■ What this task involves:
Gather from the material every line that contains the string "ἐκφορτίζεται".

■ Source records:
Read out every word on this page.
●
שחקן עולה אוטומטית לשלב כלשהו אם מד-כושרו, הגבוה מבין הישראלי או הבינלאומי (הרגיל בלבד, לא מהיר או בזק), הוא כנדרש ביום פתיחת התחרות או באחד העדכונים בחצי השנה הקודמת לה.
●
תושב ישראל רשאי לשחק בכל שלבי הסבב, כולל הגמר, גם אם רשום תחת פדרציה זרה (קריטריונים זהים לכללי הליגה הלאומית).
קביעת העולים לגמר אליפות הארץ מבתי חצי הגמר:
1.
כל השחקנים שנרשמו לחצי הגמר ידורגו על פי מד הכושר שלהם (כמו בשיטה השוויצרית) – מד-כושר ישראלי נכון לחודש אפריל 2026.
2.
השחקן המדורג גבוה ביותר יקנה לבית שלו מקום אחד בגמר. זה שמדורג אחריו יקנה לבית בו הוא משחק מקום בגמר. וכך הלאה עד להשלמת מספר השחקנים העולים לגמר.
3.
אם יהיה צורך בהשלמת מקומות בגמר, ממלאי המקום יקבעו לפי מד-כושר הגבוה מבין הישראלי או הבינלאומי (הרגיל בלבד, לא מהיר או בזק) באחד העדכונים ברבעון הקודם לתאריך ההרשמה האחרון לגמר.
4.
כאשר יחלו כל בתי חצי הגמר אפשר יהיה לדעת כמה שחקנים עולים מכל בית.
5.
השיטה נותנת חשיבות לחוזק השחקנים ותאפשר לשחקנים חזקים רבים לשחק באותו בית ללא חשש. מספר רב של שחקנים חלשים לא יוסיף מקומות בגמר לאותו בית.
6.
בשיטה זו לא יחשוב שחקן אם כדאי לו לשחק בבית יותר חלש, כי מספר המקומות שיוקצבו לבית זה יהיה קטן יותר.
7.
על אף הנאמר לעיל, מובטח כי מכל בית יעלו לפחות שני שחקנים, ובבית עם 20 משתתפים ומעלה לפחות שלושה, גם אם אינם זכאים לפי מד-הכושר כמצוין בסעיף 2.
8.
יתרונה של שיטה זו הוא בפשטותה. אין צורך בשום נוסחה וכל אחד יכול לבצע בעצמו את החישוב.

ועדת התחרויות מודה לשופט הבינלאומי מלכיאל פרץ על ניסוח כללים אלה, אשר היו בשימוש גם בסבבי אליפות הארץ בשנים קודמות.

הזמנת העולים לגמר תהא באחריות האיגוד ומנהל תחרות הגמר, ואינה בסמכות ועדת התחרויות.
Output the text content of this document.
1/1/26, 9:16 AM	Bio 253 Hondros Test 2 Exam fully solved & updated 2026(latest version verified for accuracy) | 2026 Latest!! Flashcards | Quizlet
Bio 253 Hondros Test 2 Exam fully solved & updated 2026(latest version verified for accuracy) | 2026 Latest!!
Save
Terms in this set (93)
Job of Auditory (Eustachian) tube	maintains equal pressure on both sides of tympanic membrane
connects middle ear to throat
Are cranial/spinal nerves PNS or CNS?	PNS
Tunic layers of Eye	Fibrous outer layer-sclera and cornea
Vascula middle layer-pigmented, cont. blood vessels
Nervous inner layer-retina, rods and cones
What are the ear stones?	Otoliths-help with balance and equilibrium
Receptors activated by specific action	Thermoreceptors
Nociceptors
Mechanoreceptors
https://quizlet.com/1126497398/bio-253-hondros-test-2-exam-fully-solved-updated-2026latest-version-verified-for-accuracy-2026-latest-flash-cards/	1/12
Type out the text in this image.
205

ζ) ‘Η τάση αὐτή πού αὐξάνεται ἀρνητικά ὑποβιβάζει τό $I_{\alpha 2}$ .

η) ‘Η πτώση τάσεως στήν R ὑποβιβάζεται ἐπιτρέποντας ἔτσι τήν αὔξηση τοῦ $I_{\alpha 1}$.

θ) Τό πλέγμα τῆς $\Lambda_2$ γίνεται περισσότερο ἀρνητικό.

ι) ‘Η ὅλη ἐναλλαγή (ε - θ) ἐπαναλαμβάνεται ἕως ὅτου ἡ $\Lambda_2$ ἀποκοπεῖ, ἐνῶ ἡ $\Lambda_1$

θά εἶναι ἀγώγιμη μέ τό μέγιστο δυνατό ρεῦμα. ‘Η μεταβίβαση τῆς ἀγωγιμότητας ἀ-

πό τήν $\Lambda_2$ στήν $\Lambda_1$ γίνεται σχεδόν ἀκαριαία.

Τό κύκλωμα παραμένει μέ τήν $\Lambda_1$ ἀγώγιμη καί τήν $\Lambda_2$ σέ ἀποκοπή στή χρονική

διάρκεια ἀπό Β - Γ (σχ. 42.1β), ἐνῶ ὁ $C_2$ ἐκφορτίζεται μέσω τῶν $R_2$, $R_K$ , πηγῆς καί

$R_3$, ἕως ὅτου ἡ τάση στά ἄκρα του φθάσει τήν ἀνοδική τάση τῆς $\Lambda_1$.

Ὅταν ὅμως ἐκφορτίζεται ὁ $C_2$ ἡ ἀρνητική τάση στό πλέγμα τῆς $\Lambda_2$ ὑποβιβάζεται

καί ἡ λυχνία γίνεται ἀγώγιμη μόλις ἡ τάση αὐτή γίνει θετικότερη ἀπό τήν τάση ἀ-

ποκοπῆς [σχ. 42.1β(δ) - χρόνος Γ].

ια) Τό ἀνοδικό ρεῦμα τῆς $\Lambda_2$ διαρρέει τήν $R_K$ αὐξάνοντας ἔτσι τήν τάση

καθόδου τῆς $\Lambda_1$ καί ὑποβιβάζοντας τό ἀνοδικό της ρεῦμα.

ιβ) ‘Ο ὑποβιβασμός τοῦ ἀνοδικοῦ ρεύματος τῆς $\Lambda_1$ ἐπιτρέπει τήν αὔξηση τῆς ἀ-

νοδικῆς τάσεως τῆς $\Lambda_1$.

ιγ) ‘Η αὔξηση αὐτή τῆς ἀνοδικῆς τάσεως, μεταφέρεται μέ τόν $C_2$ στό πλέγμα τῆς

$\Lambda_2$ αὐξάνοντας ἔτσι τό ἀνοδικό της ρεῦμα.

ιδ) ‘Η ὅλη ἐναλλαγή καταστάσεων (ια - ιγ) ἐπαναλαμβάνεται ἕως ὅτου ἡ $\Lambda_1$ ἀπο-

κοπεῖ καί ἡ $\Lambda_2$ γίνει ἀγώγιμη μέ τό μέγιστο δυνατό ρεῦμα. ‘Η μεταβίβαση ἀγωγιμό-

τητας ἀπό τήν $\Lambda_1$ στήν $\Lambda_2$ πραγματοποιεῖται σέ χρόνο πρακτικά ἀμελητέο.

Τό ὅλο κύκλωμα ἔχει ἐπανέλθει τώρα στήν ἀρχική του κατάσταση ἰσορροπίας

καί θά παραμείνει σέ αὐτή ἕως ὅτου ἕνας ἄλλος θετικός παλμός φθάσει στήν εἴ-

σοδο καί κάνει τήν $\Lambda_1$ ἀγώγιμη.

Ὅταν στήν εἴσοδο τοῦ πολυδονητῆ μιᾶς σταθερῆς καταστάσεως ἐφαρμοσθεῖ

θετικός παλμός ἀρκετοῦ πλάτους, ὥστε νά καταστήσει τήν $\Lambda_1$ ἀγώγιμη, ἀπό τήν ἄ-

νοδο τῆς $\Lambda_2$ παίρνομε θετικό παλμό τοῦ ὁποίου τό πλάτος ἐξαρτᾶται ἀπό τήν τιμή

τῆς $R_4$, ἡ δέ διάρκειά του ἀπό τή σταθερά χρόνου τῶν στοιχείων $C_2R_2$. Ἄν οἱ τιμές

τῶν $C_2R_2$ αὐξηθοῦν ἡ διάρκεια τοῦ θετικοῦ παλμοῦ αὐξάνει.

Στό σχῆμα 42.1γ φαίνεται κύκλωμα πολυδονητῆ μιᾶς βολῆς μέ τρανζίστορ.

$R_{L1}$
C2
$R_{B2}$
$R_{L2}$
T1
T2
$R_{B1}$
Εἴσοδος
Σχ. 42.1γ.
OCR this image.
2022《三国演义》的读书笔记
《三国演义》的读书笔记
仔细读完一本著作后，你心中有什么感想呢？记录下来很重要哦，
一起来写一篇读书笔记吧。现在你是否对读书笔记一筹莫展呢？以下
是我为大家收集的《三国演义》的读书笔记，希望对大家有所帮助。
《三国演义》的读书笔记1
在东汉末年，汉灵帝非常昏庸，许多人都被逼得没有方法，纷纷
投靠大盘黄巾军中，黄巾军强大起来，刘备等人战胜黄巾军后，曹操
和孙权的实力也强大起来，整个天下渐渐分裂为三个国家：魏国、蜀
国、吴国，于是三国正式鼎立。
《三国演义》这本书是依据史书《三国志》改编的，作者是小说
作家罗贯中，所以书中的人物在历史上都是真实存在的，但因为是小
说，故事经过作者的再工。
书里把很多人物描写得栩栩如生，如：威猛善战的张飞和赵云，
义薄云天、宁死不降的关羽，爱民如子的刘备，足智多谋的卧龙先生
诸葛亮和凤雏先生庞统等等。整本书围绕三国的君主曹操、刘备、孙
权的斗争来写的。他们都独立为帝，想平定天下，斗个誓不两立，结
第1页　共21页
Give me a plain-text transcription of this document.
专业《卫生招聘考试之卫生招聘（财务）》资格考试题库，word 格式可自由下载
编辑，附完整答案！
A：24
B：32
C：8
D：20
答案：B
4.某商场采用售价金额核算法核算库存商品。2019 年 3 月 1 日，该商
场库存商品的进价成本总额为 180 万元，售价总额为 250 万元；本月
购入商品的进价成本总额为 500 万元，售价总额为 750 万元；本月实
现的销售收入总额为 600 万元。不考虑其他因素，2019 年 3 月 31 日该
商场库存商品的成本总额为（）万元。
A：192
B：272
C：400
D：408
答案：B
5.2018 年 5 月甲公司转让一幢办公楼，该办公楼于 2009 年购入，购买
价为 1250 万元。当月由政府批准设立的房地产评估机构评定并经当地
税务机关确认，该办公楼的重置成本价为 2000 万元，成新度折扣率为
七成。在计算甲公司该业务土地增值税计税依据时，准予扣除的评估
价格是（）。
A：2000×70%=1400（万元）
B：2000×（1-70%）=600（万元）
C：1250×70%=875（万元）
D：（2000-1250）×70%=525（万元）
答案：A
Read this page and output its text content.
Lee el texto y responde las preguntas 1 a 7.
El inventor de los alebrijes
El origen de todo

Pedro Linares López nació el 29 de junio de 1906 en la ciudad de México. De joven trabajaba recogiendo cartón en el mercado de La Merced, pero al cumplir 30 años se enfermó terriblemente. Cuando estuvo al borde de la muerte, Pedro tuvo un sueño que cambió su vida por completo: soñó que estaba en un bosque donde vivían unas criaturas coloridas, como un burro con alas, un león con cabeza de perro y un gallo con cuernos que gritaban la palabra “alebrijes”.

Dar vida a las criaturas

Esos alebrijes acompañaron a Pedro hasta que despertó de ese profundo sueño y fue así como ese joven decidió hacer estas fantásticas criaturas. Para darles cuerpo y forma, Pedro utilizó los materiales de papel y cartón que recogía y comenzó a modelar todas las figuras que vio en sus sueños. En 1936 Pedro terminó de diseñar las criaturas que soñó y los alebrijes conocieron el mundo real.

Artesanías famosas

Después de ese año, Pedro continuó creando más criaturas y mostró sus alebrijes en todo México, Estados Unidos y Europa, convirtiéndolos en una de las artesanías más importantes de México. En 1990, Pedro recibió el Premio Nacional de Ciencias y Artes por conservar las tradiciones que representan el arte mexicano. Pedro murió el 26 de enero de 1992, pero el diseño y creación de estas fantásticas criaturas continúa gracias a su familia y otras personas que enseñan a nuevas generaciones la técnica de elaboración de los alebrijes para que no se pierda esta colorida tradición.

■ Solution:
διάρκεια ἀπό Β - Γ (σχ. 42.1β), ἐνῶ ὁ $C_2$ ἐκφορτίζεται μέσω τῶν $R_2$, $R_K$ , πηγῆς καί
Ὅταν ὅμως ἐκφορτίζεται ὁ $C_2$ ἡ ἀρνητική τάση στό πλέγμα τῆς $\Lambda_2$ ὑποβιβάζεται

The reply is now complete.